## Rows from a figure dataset
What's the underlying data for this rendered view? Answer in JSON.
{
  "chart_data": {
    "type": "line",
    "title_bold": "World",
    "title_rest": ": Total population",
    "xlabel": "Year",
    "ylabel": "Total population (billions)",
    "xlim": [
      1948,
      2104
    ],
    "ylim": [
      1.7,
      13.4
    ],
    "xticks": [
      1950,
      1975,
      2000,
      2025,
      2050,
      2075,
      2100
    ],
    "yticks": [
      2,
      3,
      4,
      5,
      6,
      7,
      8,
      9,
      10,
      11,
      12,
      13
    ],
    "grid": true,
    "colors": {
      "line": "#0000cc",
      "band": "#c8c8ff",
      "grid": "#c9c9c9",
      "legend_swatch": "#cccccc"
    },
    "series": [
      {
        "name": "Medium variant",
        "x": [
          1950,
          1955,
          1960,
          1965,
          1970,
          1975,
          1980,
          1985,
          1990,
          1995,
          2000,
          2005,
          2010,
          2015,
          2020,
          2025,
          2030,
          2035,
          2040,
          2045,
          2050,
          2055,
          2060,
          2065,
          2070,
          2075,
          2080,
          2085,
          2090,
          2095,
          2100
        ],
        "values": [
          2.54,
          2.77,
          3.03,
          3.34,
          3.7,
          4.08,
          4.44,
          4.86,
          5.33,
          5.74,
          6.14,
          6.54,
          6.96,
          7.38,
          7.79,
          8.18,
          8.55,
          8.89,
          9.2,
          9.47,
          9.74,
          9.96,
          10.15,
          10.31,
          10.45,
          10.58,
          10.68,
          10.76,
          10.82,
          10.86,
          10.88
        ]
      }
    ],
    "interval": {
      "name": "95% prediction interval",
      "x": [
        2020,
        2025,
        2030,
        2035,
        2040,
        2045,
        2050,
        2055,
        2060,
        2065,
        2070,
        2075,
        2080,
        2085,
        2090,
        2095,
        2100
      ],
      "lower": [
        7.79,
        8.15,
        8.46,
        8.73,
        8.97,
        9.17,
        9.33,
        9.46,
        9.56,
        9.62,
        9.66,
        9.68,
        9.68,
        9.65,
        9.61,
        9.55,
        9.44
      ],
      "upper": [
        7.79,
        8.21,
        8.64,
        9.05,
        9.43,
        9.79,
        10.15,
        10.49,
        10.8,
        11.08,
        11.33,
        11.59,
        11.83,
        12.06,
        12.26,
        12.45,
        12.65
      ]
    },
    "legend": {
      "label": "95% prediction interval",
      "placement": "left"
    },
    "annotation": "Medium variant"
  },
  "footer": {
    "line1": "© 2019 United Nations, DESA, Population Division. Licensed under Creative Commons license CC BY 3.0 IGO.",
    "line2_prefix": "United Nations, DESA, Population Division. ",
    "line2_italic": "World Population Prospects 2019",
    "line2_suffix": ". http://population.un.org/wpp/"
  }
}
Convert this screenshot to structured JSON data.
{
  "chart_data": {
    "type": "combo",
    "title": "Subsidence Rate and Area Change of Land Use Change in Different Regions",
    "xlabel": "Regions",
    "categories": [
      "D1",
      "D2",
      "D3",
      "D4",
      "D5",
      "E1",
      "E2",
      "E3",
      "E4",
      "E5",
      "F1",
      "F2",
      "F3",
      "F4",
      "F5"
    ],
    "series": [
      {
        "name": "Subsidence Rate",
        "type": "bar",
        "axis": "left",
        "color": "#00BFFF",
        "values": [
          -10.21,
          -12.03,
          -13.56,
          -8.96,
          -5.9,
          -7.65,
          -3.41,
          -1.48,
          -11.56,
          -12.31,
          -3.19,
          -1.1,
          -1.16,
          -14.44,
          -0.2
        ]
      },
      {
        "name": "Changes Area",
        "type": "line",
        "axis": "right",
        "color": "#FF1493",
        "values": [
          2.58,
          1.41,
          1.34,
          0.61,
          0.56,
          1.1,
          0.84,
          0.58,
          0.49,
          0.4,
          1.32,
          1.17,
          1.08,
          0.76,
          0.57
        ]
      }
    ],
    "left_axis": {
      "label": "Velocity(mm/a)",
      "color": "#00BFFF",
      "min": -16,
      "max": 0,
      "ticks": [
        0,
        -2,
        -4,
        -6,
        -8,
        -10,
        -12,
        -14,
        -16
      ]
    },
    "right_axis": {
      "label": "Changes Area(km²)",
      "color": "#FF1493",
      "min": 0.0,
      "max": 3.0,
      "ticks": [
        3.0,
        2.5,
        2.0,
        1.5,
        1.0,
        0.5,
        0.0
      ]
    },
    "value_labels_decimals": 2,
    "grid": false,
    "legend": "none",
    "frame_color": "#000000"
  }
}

## Task description
Each line in the material above must be retyped without alteration.

## Answer below
What's the underlying data for this rendered view? Answer in JSON.
{
  "chart_data": {
    "type": "line",
    "title_bold": "World",
    "title_rest": ": Total population",
    "xlabel": "Year",
    "ylabel": "Total population (billions)",
    "xlim": [
      1948,
      2104
    ],
    "ylim": [
      1.7,
      13.4
    ],
    "xticks": [
      1950,
      1975,
      2000,
      2025,
      2050,
      2075,
      2100
    ],
    "yticks": [
      2,
      3,
      4,
      5,
      6,
      7,
      8,
      9,
      10,
      11,
      12,
      13
    ],
    "grid": true,
    "colors": {
      "line": "#0000cc",
      "band": "#c8c8ff",
      "grid": "#c9c9c9",
      "legend_swatch": "#cccccc"
    },
    "series": [
      {
        "name": "Medium variant",
        "x": [
          1950,
          1955,
          1960,
          1965,
          1970,
          1975,
          1980,
          1985,
          1990,
          1995,
          2000,
          2005,
          2010,
          2015,
          2020,
          2025,
          2030,
          2035,
          2040,
          2045,
          2050,
          2055,
          2060,
          2065,
          2070,
          2075,
          2080,
          2085,
          2090,
          2095,
          2100
        ],
        "values": [
          2.54,
          2.77,
          3.03,
          3.34,
          3.7,
          4.08,
          4.44,
          4.86,
          5.33,
          5.74,
          6.14,
          6.54,
          6.96,
          7.38,
          7.79,
          8.18,
          8.55,
          8.89,
          9.2,
          9.47,
          9.74,
          9.96,
          10.15,
          10.31,
          10.45,
          10.58,
          10.68,
          10.76,
          10.82,
          10.86,
          10.88
        ]
      }
    ],
    "interval": {
      "name": "95% prediction interval",
      "x": [
        2020,
        2025,
        2030,
        2035,
        2040,
        2045,
        2050,
        2055,
        2060,
        2065,
        2070,
        2075,
        2080,
        2085,
        2090,
        2095,
        2100
      ],
      "lower": [
        7.79,
        8.15,
        8.46,
        8.73,
        8.97,
        9.17,
        9.33,
        9.46,
        9.56,
        9.62,
        9.66,
        9.68,
        9.68,
        9.65,
        9.61,
        9.55,
        9.44
      ],
      "upper": [
        7.79,
        8.21,
        8.64,
        9.05,
        9.43,
        9.79,
        10.15,
        10.49,
        10.8,
        11.08,
        11.33,
        11.59,
        11.83,
        12.06,
        12.26,
        12.45,
        12.65
      ]
    },
    "legend": {
      "label": "95% prediction interval",
      "placement": "left"
    },
    "annotation": "Medium variant"
  },
  "footer": {
    "line1": "© 2019 United Nations, DESA, Population Division. Licensed under Creative Commons license CC BY 3.0 IGO.",
    "line2_prefix": "United Nations, DESA, Population Division. ",
    "line2_italic": "World Population Prospects 2019",
    "line2_suffix": ". http://population.un.org/wpp/"
  }
}
Convert this screenshot to structured JSON data.
{
  "chart_data": {
    "type": "combo",
    "title": "Subsidence Rate and Area Change of Land Use Change in Different Regions",
    "xlabel": "Regions",
    "categories": [
      "D1",
      "D2",
      "D3",
      "D4",
      "D5",
      "E1",
      "E2",
      "E3",
      "E4",
      "E5",
      "F1",
      "F2",
      "F3",
      "F4",
      "F5"
    ],
    "series": [
      {
        "name": "Subsidence Rate",
        "type": "bar",
        "axis": "left",
        "color": "#00BFFF",
        "values": [
          -10.21,
          -12.03,
          -13.56,
          -8.96,
          -5.9,
          -7.65,
          -3.41,
          -1.48,
          -11.56,
          -12.31,
          -3.19,
          -1.1,
          -1.16,
          -14.44,
          -0.2
        ]
      },
      {
        "name": "Changes Area",
        "type": "line",
        "axis": "right",
        "color": "#FF1493",
        "values": [
          2.58,
          1.41,
          1.34,
          0.61,
          0.56,
          1.1,
          0.84,
          0.58,
          0.49,
          0.4,
          1.32,
          1.17,
          1.08,
          0.76,
          0.57
        ]
      }
    ],
    "left_axis": {
      "label": "Velocity(mm/a)",
      "color": "#00BFFF",
      "min": -16,
      "max": 0,
      "ticks": [
        0,
        -2,
        -4,
        -6,
        -8,
        -10,
        -12,
        -14,
        -16
      ]
    },
    "right_axis": {
      "label": "Changes Area(km²)",
      "color": "#FF1493",
      "min": 0.0,
      "max": 3.0,
      "ticks": [
        3.0,
        2.5,
        2.0,
        1.5,
        1.0,
        0.5,
        0.0
      ]
    },
    "value_labels_decimals": 2,
    "grid": false,
    "legend": "none",
    "frame_color": "#000000"
  }
}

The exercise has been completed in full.